▶ Instructions for the task:
Reproduce all the lines exactly as they stand, apart from the pictures.

Stored data
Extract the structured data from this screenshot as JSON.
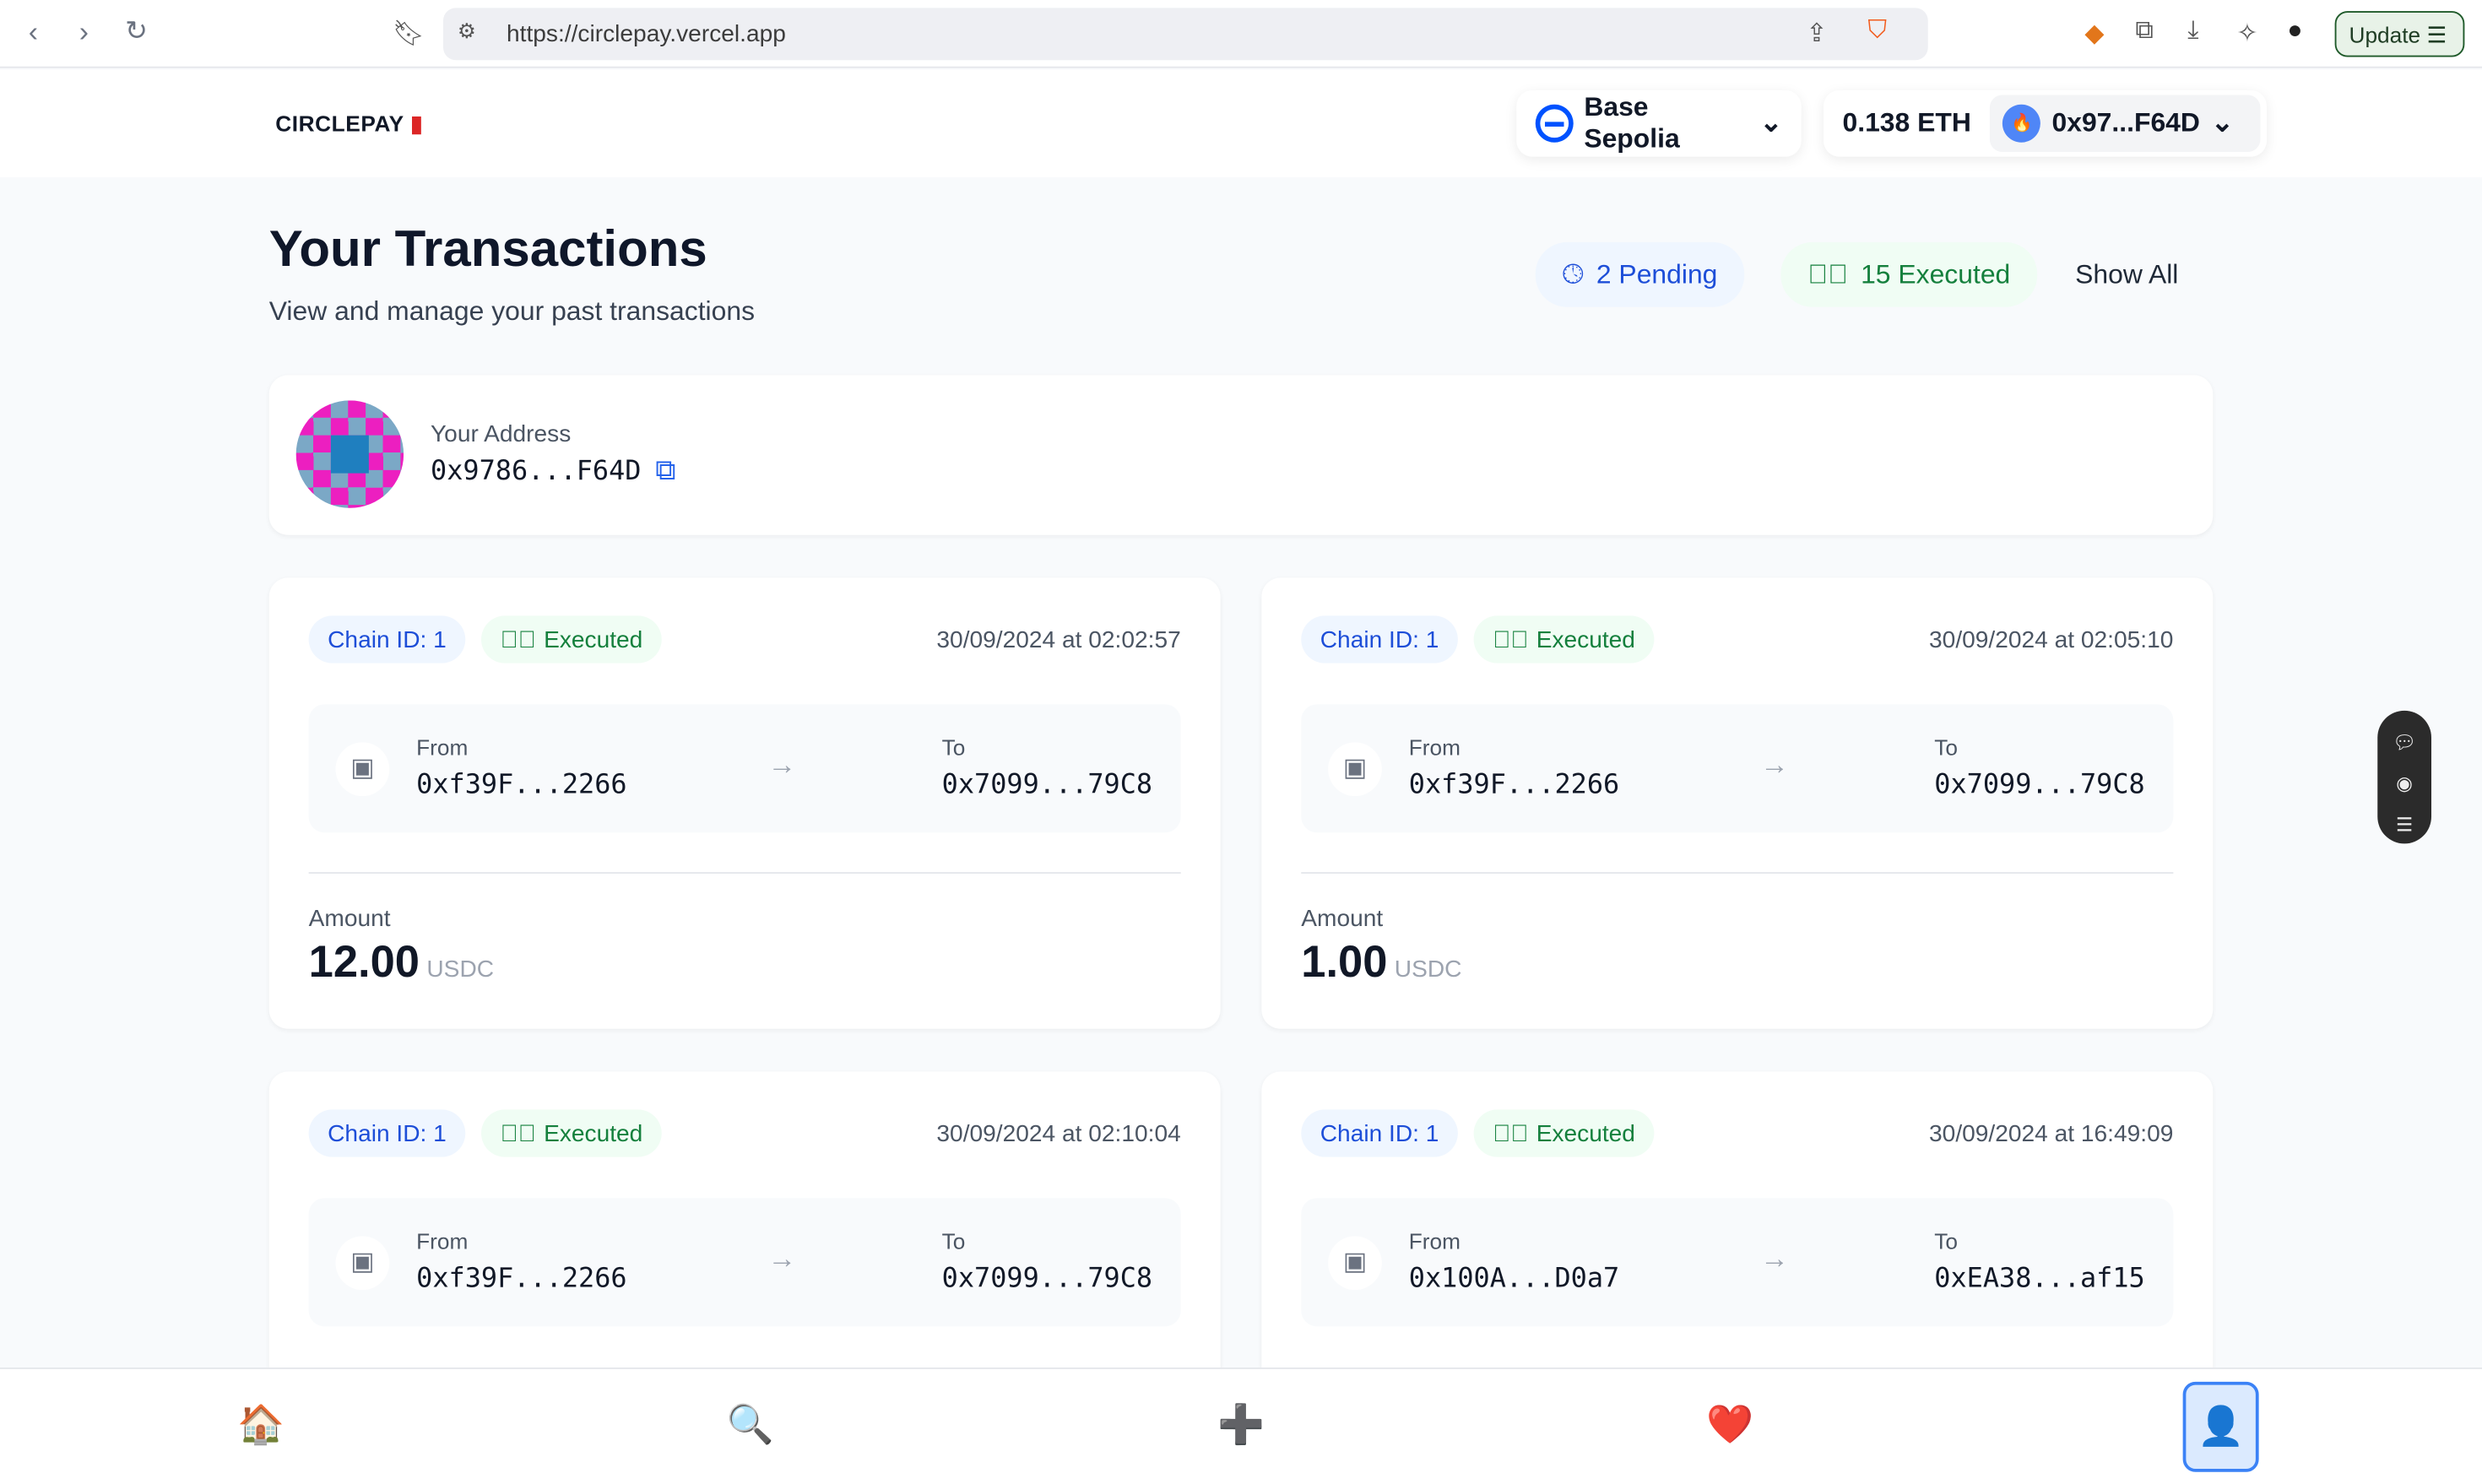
{
  "browser": {
    "url": "https://circlepay.vercel.app",
    "update_label": "Update"
  },
  "header": {
    "logo": "CIRCLEPAY",
    "network": "Base Sepolia",
    "balance": "0.138 ETH",
    "account": "0x97...F64D"
  },
  "page": {
    "title": "Your Transactions",
    "subtitle": "View and manage your past transactions"
  },
  "filters": {
    "pending": "2 Pending",
    "executed": "15 Executed",
    "show_all": "Show All"
  },
  "address": {
    "label": "Your Address",
    "value": "0x9786...F64D"
  },
  "labels": {
    "from": "From",
    "to": "To",
    "amount": "Amount"
  },
  "transactions": [
    {
      "chain": "Chain ID: 1",
      "status": "Executed",
      "date": "30/09/2024 at 02:02:57",
      "from": "0xf39F...2266",
      "to": "0x7099...79C8",
      "amount": "12.00",
      "currency": "USDC"
    },
    {
      "chain": "Chain ID: 1",
      "status": "Executed",
      "date": "30/09/2024 at 02:05:10",
      "from": "0xf39F...2266",
      "to": "0x7099...79C8",
      "amount": "1.00",
      "currency": "USDC"
    },
    {
      "chain": "Chain ID: 1",
      "status": "Executed",
      "date": "30/09/2024 at 02:10:04",
      "from": "0xf39F...2266",
      "to": "0x7099...79C8"
    },
    {
      "chain": "Chain ID: 1",
      "status": "Executed",
      "date": "30/09/2024 at 16:49:09",
      "from": "0x100A...D0a7",
      "to": "0xEA38...af15"
    }
  ],
  "bottom_nav": [
    {
      "icon": "home-icon",
      "glyph": "🏠"
    },
    {
      "icon": "search-icon",
      "glyph": "🔍"
    },
    {
      "icon": "plus-icon",
      "glyph": "➕"
    },
    {
      "icon": "heart-icon",
      "glyph": "❤️"
    },
    {
      "icon": "profile-icon",
      "glyph": "👤"
    }
  ],
  "colors": {
    "accent": "#2563eb",
    "success": "#15803d",
    "chip_blue_bg": "#eff6ff",
    "chip_green_bg": "#f0fdf4"
  }
}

▶ Problem solution:
Extract the structured data from this screenshot as JSON.
{
  "browser": {
    "url": "https://circlepay.vercel.app",
    "update_label": "Update"
  },
  "header": {
    "logo": "CIRCLEPAY",
    "network": "Base Sepolia",
    "balance": "0.138 ETH",
    "account": "0x97...F64D"
  },
  "page": {
    "title": "Your Transactions",
    "subtitle": "View and manage your past transactions"
  },
  "filters": {
    "pending": "2 Pending",
    "executed": "15 Executed",
    "show_all": "Show All"
  },
  "address": {
    "label": "Your Address",
    "value": "0x9786...F64D"
  },
  "labels": {
    "from": "From",
    "to": "To",
    "amount": "Amount"
  },
  "transactions": [
    {
      "chain": "Chain ID: 1",
      "status": "Executed",
      "date": "30/09/2024 at 02:02:57",
      "from": "0xf39F...2266",
      "to": "0x7099...79C8",
      "amount": "12.00",
      "currency": "USDC"
    },
    {
      "chain": "Chain ID: 1",
      "status": "Executed",
      "date": "30/09/2024 at 02:05:10",
      "from": "0xf39F...2266",
      "to": "0x7099...79C8",
      "amount": "1.00",
      "currency": "USDC"
    },
    {
      "chain": "Chain ID: 1",
      "status": "Executed",
      "date": "30/09/2024 at 02:10:04",
      "from": "0xf39F...2266",
      "to": "0x7099...79C8"
    },
    {
      "chain": "Chain ID: 1",
      "status": "Executed",
      "date": "30/09/2024 at 16:49:09",
      "from": "0x100A...D0a7",
      "to": "0xEA38...af15"
    }
  ],
  "bottom_nav": [
    {
      "icon": "home-icon",
      "glyph": "🏠"
    },
    {
      "icon": "search-icon",
      "glyph": "🔍"
    },
    {
      "icon": "plus-icon",
      "glyph": "➕"
    },
    {
      "icon": "heart-icon",
      "glyph": "❤️"
    },
    {
      "icon": "profile-icon",
      "glyph": "👤"
    }
  ],
  "colors": {
    "accent": "#2563eb",
    "success": "#15803d",
    "chip_blue_bg": "#eff6ff",
    "chip_green_bg": "#f0fdf4"
  }
}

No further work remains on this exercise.